## Start Data provided

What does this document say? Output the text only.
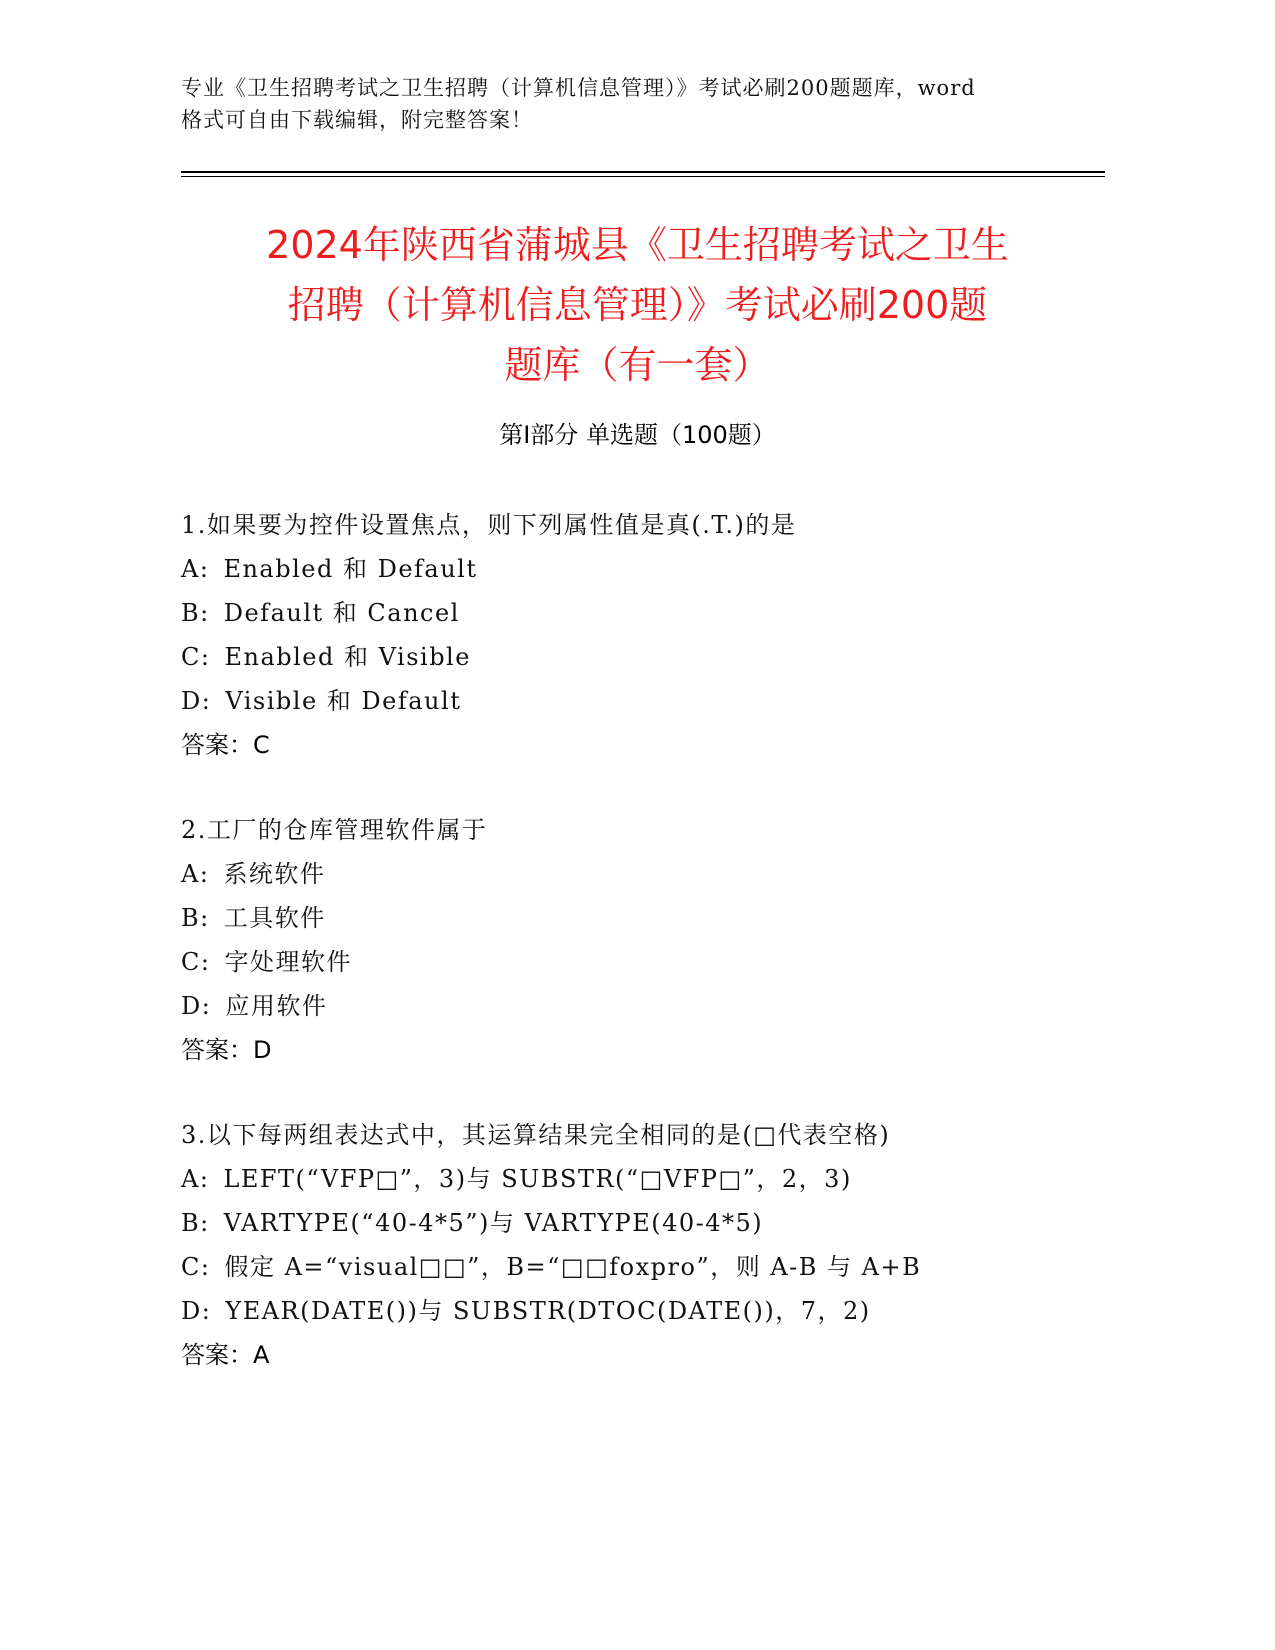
专业《卫生招聘考试之卫生招聘（计算机信息管理）》考试必刷200题题库，word
格式可自由下载编辑，附完整答案！
2024年陕西省蒲城县《卫生招聘考试之卫生
招聘（计算机信息管理）》考试必刷200题
题库（有一套）
第Ⅰ部分 单选题（100题）
1.如果要为控件设置焦点，则下列属性值是真(.T.)的是
A: Enabled 和 Default
B: Default 和 Cancel
C: Enabled 和 Visible
D: Visible 和 Default
答案：C
2.工厂的仓库管理软件属于
A: 系统软件
B: 工具软件
C: 字处理软件
D: 应用软件
答案：D
3.以下每两组表达式中，其运算结果完全相同的是(□代表空格)
A: LEFT(“VFP□”，3)与 SUBSTR(“□VFP□”，2，3)
B: VARTYPE(“40-4*5”)与 VARTYPE(40-4*5)
C: 假定 A=“visual□□”，B=“□□foxpro”，则 A-B 与 A+B
D: YEAR(DATE())与 SUBSTR(DTOC(DATE())，7，2)
答案：A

## End Data provided

■ Exercise task
Of the lines in this data, how many contain "计算机信息管理"? Reply with only the number.

■ Exercise output
2